-- Opening Marker --

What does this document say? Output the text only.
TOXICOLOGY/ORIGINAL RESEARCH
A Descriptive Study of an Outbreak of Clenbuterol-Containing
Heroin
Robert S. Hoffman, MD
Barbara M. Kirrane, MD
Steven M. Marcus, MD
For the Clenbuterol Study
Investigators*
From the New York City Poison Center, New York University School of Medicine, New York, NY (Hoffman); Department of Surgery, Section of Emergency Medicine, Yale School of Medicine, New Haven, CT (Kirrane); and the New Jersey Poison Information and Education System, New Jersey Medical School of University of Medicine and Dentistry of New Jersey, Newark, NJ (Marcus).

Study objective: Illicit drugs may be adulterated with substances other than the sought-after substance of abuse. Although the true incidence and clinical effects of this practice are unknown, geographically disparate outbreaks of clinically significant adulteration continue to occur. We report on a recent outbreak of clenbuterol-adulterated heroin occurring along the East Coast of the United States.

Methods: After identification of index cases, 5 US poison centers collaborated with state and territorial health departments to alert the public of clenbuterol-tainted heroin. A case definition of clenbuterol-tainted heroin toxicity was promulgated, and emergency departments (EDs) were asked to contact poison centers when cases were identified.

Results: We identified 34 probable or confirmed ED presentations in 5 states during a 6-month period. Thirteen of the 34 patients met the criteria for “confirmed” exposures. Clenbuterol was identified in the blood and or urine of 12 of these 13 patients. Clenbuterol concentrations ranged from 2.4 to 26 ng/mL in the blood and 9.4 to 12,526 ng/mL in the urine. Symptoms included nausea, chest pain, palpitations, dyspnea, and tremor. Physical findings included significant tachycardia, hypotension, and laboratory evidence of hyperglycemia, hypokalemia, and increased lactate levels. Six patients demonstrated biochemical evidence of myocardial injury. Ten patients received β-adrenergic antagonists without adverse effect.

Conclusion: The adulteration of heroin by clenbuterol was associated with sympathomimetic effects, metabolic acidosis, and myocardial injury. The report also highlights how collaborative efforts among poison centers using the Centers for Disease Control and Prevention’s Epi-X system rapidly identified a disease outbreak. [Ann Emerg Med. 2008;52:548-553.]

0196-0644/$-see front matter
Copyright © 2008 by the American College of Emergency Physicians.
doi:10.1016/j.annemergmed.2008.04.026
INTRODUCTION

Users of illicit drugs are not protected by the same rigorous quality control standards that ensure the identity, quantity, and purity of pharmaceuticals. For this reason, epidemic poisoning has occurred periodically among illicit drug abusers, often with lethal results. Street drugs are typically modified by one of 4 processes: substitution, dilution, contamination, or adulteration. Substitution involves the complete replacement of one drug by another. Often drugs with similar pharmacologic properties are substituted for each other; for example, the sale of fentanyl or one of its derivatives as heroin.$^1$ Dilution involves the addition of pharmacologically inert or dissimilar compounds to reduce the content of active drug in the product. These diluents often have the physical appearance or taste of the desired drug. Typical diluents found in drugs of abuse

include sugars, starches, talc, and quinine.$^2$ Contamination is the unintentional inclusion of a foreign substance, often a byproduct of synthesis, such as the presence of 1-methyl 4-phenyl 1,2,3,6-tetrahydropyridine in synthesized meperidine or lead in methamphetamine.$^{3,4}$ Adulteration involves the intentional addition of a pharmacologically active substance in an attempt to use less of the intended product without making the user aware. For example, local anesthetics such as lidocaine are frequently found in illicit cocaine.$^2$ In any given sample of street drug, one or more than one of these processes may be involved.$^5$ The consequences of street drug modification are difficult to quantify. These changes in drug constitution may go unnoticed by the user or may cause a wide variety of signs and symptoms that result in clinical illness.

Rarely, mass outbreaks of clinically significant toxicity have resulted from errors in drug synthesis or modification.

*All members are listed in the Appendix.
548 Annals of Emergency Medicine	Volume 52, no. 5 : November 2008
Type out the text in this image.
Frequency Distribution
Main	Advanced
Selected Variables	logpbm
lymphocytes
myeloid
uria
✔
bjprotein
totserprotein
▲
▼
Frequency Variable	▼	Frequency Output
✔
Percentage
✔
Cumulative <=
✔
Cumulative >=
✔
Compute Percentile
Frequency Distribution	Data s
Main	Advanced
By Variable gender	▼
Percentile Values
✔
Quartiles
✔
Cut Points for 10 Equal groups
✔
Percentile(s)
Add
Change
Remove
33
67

-- Closing Marker --

> _Work required_: After reading the material above, repeat all of it exactly.

> _Task response_:
What does this document say? Output the text only.
TOXICOLOGY/ORIGINAL RESEARCH
A Descriptive Study of an Outbreak of Clenbuterol-Containing
Heroin
Robert S. Hoffman, MD
Barbara M. Kirrane, MD
Steven M. Marcus, MD
For the Clenbuterol Study
Investigators*
From the New York City Poison Center, New York University School of Medicine, New York, NY (Hoffman); Department of Surgery, Section of Emergency Medicine, Yale School of Medicine, New Haven, CT (Kirrane); and the New Jersey Poison Information and Education System, New Jersey Medical School of University of Medicine and Dentistry of New Jersey, Newark, NJ (Marcus).

Study objective: Illicit drugs may be adulterated with substances other than the sought-after substance of abuse. Although the true incidence and clinical effects of this practice are unknown, geographically disparate outbreaks of clinically significant adulteration continue to occur. We report on a recent outbreak of clenbuterol-adulterated heroin occurring along the East Coast of the United States.

Methods: After identification of index cases, 5 US poison centers collaborated with state and territorial health departments to alert the public of clenbuterol-tainted heroin. A case definition of clenbuterol-tainted heroin toxicity was promulgated, and emergency departments (EDs) were asked to contact poison centers when cases were identified.

Results: We identified 34 probable or confirmed ED presentations in 5 states during a 6-month period. Thirteen of the 34 patients met the criteria for “confirmed” exposures. Clenbuterol was identified in the blood and or urine of 12 of these 13 patients. Clenbuterol concentrations ranged from 2.4 to 26 ng/mL in the blood and 9.4 to 12,526 ng/mL in the urine. Symptoms included nausea, chest pain, palpitations, dyspnea, and tremor. Physical findings included significant tachycardia, hypotension, and laboratory evidence of hyperglycemia, hypokalemia, and increased lactate levels. Six patients demonstrated biochemical evidence of myocardial injury. Ten patients received β-adrenergic antagonists without adverse effect.

Conclusion: The adulteration of heroin by clenbuterol was associated with sympathomimetic effects, metabolic acidosis, and myocardial injury. The report also highlights how collaborative efforts among poison centers using the Centers for Disease Control and Prevention’s Epi-X system rapidly identified a disease outbreak. [Ann Emerg Med. 2008;52:548-553.]

0196-0644/$-see front matter
Copyright © 2008 by the American College of Emergency Physicians.
doi:10.1016/j.annemergmed.2008.04.026
INTRODUCTION

Users of illicit drugs are not protected by the same rigorous quality control standards that ensure the identity, quantity, and purity of pharmaceuticals. For this reason, epidemic poisoning has occurred periodically among illicit drug abusers, often with lethal results. Street drugs are typically modified by one of 4 processes: substitution, dilution, contamination, or adulteration. Substitution involves the complete replacement of one drug by another. Often drugs with similar pharmacologic properties are substituted for each other; for example, the sale of fentanyl or one of its derivatives as heroin.$^1$ Dilution involves the addition of pharmacologically inert or dissimilar compounds to reduce the content of active drug in the product. These diluents often have the physical appearance or taste of the desired drug. Typical diluents found in drugs of abuse

include sugars, starches, talc, and quinine.$^2$ Contamination is the unintentional inclusion of a foreign substance, often a byproduct of synthesis, such as the presence of 1-methyl 4-phenyl 1,2,3,6-tetrahydropyridine in synthesized meperidine or lead in methamphetamine.$^{3,4}$ Adulteration involves the intentional addition of a pharmacologically active substance in an attempt to use less of the intended product without making the user aware. For example, local anesthetics such as lidocaine are frequently found in illicit cocaine.$^2$ In any given sample of street drug, one or more than one of these processes may be involved.$^5$ The consequences of street drug modification are difficult to quantify. These changes in drug constitution may go unnoticed by the user or may cause a wide variety of signs and symptoms that result in clinical illness.

Rarely, mass outbreaks of clinically significant toxicity have resulted from errors in drug synthesis or modification.

*All members are listed in the Appendix.
548 Annals of Emergency Medicine	Volume 52, no. 5 : November 2008
Type out the text in this image.
Frequency Distribution
Main	Advanced
Selected Variables	logpbm
lymphocytes
myeloid
uria
✔
bjprotein
totserprotein
▲
▼
Frequency Variable	▼	Frequency Output
✔
Percentage
✔
Cumulative <=
✔
Cumulative >=
✔
Compute Percentile
Frequency Distribution	Data s
Main	Advanced
By Variable gender	▼
Percentile Values
✔
Quartiles
✔
Cut Points for 10 Equal groups
✔
Percentile(s)
Add
Change
Remove
33
67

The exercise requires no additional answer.